** START **
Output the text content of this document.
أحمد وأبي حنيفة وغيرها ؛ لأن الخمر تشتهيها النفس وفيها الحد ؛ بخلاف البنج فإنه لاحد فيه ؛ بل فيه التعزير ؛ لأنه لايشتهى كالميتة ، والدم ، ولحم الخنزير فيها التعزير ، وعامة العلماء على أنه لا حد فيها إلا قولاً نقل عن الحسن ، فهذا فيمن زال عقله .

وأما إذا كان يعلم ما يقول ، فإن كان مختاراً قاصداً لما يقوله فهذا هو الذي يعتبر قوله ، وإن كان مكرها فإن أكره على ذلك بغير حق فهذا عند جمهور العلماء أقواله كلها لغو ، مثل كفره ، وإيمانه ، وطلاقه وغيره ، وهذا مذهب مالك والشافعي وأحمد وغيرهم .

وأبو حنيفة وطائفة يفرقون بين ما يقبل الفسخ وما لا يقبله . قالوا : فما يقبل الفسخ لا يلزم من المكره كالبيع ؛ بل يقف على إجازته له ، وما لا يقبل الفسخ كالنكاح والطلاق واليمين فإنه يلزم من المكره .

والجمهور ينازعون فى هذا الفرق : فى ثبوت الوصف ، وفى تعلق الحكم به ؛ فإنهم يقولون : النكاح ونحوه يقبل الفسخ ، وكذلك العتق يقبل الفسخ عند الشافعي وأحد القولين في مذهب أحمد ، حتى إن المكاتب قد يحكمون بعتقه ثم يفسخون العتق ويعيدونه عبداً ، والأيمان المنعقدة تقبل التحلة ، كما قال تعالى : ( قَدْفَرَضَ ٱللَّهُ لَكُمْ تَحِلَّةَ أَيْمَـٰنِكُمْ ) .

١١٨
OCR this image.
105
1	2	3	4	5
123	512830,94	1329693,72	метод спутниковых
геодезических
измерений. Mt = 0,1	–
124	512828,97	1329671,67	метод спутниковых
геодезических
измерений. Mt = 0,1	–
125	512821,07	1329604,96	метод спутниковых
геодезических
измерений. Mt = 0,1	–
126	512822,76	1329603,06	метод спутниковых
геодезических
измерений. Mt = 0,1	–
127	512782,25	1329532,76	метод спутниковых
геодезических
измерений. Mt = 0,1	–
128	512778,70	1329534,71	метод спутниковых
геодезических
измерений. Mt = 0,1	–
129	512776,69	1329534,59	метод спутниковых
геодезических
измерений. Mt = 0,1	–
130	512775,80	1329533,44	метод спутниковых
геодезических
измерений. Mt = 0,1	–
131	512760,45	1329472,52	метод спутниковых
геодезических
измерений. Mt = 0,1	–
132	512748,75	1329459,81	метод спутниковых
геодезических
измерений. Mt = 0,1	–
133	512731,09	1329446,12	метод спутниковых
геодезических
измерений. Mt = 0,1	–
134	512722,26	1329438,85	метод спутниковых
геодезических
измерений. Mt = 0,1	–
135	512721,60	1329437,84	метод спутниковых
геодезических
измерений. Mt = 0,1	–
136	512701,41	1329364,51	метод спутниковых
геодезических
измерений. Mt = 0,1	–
** END **
> **What needs to be done**
What is needed here is an exact reproduction of all the entries.

> **Answer to the problem**
Output the text content of this document.
أحمد وأبي حنيفة وغيرها ؛ لأن الخمر تشتهيها النفس وفيها الحد ؛ بخلاف البنج فإنه لاحد فيه ؛ بل فيه التعزير ؛ لأنه لايشتهى كالميتة ، والدم ، ولحم الخنزير فيها التعزير ، وعامة العلماء على أنه لا حد فيها إلا قولاً نقل عن الحسن ، فهذا فيمن زال عقله .

وأما إذا كان يعلم ما يقول ، فإن كان مختاراً قاصداً لما يقوله فهذا هو الذي يعتبر قوله ، وإن كان مكرها فإن أكره على ذلك بغير حق فهذا عند جمهور العلماء أقواله كلها لغو ، مثل كفره ، وإيمانه ، وطلاقه وغيره ، وهذا مذهب مالك والشافعي وأحمد وغيرهم .

وأبو حنيفة وطائفة يفرقون بين ما يقبل الفسخ وما لا يقبله . قالوا : فما يقبل الفسخ لا يلزم من المكره كالبيع ؛ بل يقف على إجازته له ، وما لا يقبل الفسخ كالنكاح والطلاق واليمين فإنه يلزم من المكره .

والجمهور ينازعون فى هذا الفرق : فى ثبوت الوصف ، وفى تعلق الحكم به ؛ فإنهم يقولون : النكاح ونحوه يقبل الفسخ ، وكذلك العتق يقبل الفسخ عند الشافعي وأحد القولين في مذهب أحمد ، حتى إن المكاتب قد يحكمون بعتقه ثم يفسخون العتق ويعيدونه عبداً ، والأيمان المنعقدة تقبل التحلة ، كما قال تعالى : ( قَدْفَرَضَ ٱللَّهُ لَكُمْ تَحِلَّةَ أَيْمَـٰنِكُمْ ) .

١١٨
OCR this image.
105
1	2	3	4	5
123	512830,94	1329693,72	метод спутниковых
геодезических
измерений. Mt = 0,1	–
124	512828,97	1329671,67	метод спутниковых
геодезических
измерений. Mt = 0,1	–
125	512821,07	1329604,96	метод спутниковых
геодезических
измерений. Mt = 0,1	–
126	512822,76	1329603,06	метод спутниковых
геодезических
измерений. Mt = 0,1	–
127	512782,25	1329532,76	метод спутниковых
геодезических
измерений. Mt = 0,1	–
128	512778,70	1329534,71	метод спутниковых
геодезических
измерений. Mt = 0,1	–
129	512776,69	1329534,59	метод спутниковых
геодезических
измерений. Mt = 0,1	–
130	512775,80	1329533,44	метод спутниковых
геодезических
измерений. Mt = 0,1	–
131	512760,45	1329472,52	метод спутниковых
геодезических
измерений. Mt = 0,1	–
132	512748,75	1329459,81	метод спутниковых
геодезических
измерений. Mt = 0,1	–
133	512731,09	1329446,12	метод спутниковых
геодезических
измерений. Mt = 0,1	–
134	512722,26	1329438,85	метод спутниковых
геодезических
измерений. Mt = 0,1	–
135	512721,60	1329437,84	метод спутниковых
геодезических
измерений. Mt = 0,1	–
136	512701,41	1329364,51	метод спутниковых
геодезических
измерений. Mt = 0,1	–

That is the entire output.